## DESCRIPTION OF THE TASK
Write out the listing below again, precisely as it is given.

## MATERIAL FOR THE TASK
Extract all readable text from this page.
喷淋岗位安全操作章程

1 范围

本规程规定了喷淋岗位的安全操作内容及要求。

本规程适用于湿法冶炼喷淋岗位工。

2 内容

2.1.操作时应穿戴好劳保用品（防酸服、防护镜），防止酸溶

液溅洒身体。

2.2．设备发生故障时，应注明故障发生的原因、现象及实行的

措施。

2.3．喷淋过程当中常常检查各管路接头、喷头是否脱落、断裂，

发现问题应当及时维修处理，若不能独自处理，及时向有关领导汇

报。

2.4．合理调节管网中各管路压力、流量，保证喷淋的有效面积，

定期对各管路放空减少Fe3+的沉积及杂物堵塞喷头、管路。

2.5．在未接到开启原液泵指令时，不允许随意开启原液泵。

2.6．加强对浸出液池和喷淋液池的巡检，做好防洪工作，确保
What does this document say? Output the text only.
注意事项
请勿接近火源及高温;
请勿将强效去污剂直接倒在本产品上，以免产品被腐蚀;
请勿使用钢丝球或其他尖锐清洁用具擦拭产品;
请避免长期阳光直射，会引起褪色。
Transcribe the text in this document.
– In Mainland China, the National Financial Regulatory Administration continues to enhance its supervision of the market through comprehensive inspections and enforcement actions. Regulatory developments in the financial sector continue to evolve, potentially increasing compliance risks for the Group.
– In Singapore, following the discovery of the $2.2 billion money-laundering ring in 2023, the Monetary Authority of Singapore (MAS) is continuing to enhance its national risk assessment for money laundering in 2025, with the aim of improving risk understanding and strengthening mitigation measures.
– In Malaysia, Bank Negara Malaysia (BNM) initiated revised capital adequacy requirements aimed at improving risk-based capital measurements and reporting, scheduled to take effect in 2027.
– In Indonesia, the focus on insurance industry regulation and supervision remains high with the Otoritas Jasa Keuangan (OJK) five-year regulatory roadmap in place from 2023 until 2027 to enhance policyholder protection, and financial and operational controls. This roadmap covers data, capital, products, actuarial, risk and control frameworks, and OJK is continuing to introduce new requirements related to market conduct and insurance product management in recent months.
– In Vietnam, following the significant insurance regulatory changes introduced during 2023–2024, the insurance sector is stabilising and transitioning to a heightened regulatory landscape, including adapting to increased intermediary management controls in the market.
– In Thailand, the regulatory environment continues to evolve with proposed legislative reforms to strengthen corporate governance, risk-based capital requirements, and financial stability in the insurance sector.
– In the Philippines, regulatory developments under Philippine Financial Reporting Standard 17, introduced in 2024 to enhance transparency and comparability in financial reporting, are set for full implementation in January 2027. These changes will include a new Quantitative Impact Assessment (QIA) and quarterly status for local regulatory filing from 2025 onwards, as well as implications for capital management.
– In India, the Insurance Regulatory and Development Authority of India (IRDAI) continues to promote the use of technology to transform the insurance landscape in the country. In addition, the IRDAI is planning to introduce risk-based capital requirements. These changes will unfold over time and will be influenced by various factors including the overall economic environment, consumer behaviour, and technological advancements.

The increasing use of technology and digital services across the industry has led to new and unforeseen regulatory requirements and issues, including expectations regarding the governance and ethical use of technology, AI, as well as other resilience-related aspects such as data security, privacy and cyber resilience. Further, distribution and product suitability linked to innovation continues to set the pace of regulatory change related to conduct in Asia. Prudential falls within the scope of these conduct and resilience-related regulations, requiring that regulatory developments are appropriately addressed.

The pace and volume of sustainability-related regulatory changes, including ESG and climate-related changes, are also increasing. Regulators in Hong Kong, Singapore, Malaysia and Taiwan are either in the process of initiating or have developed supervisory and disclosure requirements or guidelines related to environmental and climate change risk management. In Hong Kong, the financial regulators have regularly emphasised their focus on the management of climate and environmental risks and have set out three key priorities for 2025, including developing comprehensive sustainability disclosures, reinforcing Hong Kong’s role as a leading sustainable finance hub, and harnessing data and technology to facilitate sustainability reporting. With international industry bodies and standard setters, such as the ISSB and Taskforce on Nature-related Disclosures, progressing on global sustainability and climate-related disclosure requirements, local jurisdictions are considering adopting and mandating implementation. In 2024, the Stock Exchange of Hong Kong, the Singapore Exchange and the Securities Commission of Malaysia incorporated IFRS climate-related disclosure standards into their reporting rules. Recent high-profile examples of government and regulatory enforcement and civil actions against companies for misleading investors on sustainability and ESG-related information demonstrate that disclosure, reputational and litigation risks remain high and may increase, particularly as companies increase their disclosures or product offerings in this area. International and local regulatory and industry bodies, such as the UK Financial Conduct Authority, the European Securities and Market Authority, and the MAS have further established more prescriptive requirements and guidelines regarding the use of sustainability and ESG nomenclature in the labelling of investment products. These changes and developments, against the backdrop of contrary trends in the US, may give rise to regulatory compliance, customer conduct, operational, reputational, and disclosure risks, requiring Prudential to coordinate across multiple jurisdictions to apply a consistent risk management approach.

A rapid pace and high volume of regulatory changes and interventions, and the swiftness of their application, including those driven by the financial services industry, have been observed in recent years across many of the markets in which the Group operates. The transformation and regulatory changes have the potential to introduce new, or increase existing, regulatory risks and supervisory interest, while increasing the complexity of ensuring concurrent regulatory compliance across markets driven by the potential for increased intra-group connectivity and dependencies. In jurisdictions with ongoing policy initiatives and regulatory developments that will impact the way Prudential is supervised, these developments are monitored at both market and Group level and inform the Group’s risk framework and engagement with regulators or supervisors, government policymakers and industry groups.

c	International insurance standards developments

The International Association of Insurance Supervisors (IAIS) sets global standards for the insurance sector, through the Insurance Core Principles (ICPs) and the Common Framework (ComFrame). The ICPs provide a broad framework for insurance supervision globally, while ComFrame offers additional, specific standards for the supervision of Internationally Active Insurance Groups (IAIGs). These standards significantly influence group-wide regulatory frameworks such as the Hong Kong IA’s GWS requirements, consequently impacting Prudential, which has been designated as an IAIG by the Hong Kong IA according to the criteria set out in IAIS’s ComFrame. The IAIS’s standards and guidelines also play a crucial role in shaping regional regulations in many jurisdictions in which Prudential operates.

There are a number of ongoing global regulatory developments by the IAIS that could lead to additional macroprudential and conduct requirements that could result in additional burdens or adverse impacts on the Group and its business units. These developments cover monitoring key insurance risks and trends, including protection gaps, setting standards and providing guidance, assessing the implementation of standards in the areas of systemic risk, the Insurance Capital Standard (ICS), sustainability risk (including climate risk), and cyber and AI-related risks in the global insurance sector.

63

## THE REPLY
Extract all readable text from this page.
喷淋岗位安全操作章程

1 范围

本规程规定了喷淋岗位的安全操作内容及要求。

本规程适用于湿法冶炼喷淋岗位工。

2 内容

2.1.操作时应穿戴好劳保用品（防酸服、防护镜），防止酸溶

液溅洒身体。

2.2．设备发生故障时，应注明故障发生的原因、现象及实行的

措施。

2.3．喷淋过程当中常常检查各管路接头、喷头是否脱落、断裂，

发现问题应当及时维修处理，若不能独自处理，及时向有关领导汇

报。

2.4．合理调节管网中各管路压力、流量，保证喷淋的有效面积，

定期对各管路放空减少Fe3+的沉积及杂物堵塞喷头、管路。

2.5．在未接到开启原液泵指令时，不允许随意开启原液泵。

2.6．加强对浸出液池和喷淋液池的巡检，做好防洪工作，确保
What does this document say? Output the text only.
注意事项
请勿接近火源及高温;
请勿将强效去污剂直接倒在本产品上，以免产品被腐蚀;
请勿使用钢丝球或其他尖锐清洁用具擦拭产品;
请避免长期阳光直射，会引起褪色。
Transcribe the text in this document.
– In Mainland China, the National Financial Regulatory Administration continues to enhance its supervision of the market through comprehensive inspections and enforcement actions. Regulatory developments in the financial sector continue to evolve, potentially increasing compliance risks for the Group.
– In Singapore, following the discovery of the $2.2 billion money-laundering ring in 2023, the Monetary Authority of Singapore (MAS) is continuing to enhance its national risk assessment for money laundering in 2025, with the aim of improving risk understanding and strengthening mitigation measures.
– In Malaysia, Bank Negara Malaysia (BNM) initiated revised capital adequacy requirements aimed at improving risk-based capital measurements and reporting, scheduled to take effect in 2027.
– In Indonesia, the focus on insurance industry regulation and supervision remains high with the Otoritas Jasa Keuangan (OJK) five-year regulatory roadmap in place from 2023 until 2027 to enhance policyholder protection, and financial and operational controls. This roadmap covers data, capital, products, actuarial, risk and control frameworks, and OJK is continuing to introduce new requirements related to market conduct and insurance product management in recent months.
– In Vietnam, following the significant insurance regulatory changes introduced during 2023–2024, the insurance sector is stabilising and transitioning to a heightened regulatory landscape, including adapting to increased intermediary management controls in the market.
– In Thailand, the regulatory environment continues to evolve with proposed legislative reforms to strengthen corporate governance, risk-based capital requirements, and financial stability in the insurance sector.
– In the Philippines, regulatory developments under Philippine Financial Reporting Standard 17, introduced in 2024 to enhance transparency and comparability in financial reporting, are set for full implementation in January 2027. These changes will include a new Quantitative Impact Assessment (QIA) and quarterly status for local regulatory filing from 2025 onwards, as well as implications for capital management.
– In India, the Insurance Regulatory and Development Authority of India (IRDAI) continues to promote the use of technology to transform the insurance landscape in the country. In addition, the IRDAI is planning to introduce risk-based capital requirements. These changes will unfold over time and will be influenced by various factors including the overall economic environment, consumer behaviour, and technological advancements.

The increasing use of technology and digital services across the industry has led to new and unforeseen regulatory requirements and issues, including expectations regarding the governance and ethical use of technology, AI, as well as other resilience-related aspects such as data security, privacy and cyber resilience. Further, distribution and product suitability linked to innovation continues to set the pace of regulatory change related to conduct in Asia. Prudential falls within the scope of these conduct and resilience-related regulations, requiring that regulatory developments are appropriately addressed.

The pace and volume of sustainability-related regulatory changes, including ESG and climate-related changes, are also increasing. Regulators in Hong Kong, Singapore, Malaysia and Taiwan are either in the process of initiating or have developed supervisory and disclosure requirements or guidelines related to environmental and climate change risk management. In Hong Kong, the financial regulators have regularly emphasised their focus on the management of climate and environmental risks and have set out three key priorities for 2025, including developing comprehensive sustainability disclosures, reinforcing Hong Kong’s role as a leading sustainable finance hub, and harnessing data and technology to facilitate sustainability reporting. With international industry bodies and standard setters, such as the ISSB and Taskforce on Nature-related Disclosures, progressing on global sustainability and climate-related disclosure requirements, local jurisdictions are considering adopting and mandating implementation. In 2024, the Stock Exchange of Hong Kong, the Singapore Exchange and the Securities Commission of Malaysia incorporated IFRS climate-related disclosure standards into their reporting rules. Recent high-profile examples of government and regulatory enforcement and civil actions against companies for misleading investors on sustainability and ESG-related information demonstrate that disclosure, reputational and litigation risks remain high and may increase, particularly as companies increase their disclosures or product offerings in this area. International and local regulatory and industry bodies, such as the UK Financial Conduct Authority, the European Securities and Market Authority, and the MAS have further established more prescriptive requirements and guidelines regarding the use of sustainability and ESG nomenclature in the labelling of investment products. These changes and developments, against the backdrop of contrary trends in the US, may give rise to regulatory compliance, customer conduct, operational, reputational, and disclosure risks, requiring Prudential to coordinate across multiple jurisdictions to apply a consistent risk management approach.

A rapid pace and high volume of regulatory changes and interventions, and the swiftness of their application, including those driven by the financial services industry, have been observed in recent years across many of the markets in which the Group operates. The transformation and regulatory changes have the potential to introduce new, or increase existing, regulatory risks and supervisory interest, while increasing the complexity of ensuring concurrent regulatory compliance across markets driven by the potential for increased intra-group connectivity and dependencies. In jurisdictions with ongoing policy initiatives and regulatory developments that will impact the way Prudential is supervised, these developments are monitored at both market and Group level and inform the Group’s risk framework and engagement with regulators or supervisors, government policymakers and industry groups.

c	International insurance standards developments

The International Association of Insurance Supervisors (IAIS) sets global standards for the insurance sector, through the Insurance Core Principles (ICPs) and the Common Framework (ComFrame). The ICPs provide a broad framework for insurance supervision globally, while ComFrame offers additional, specific standards for the supervision of Internationally Active Insurance Groups (IAIGs). These standards significantly influence group-wide regulatory frameworks such as the Hong Kong IA’s GWS requirements, consequently impacting Prudential, which has been designated as an IAIG by the Hong Kong IA according to the criteria set out in IAIS’s ComFrame. The IAIS’s standards and guidelines also play a crucial role in shaping regional regulations in many jurisdictions in which Prudential operates.

There are a number of ongoing global regulatory developments by the IAIS that could lead to additional macroprudential and conduct requirements that could result in additional burdens or adverse impacts on the Group and its business units. These developments cover monitoring key insurance risks and trends, including protection gaps, setting standards and providing guidance, assessing the implementation of standards in the areas of systemic risk, the Insurance Capital Standard (ICS), sustainability risk (including climate risk), and cyber and AI-related risks in the global insurance sector.

63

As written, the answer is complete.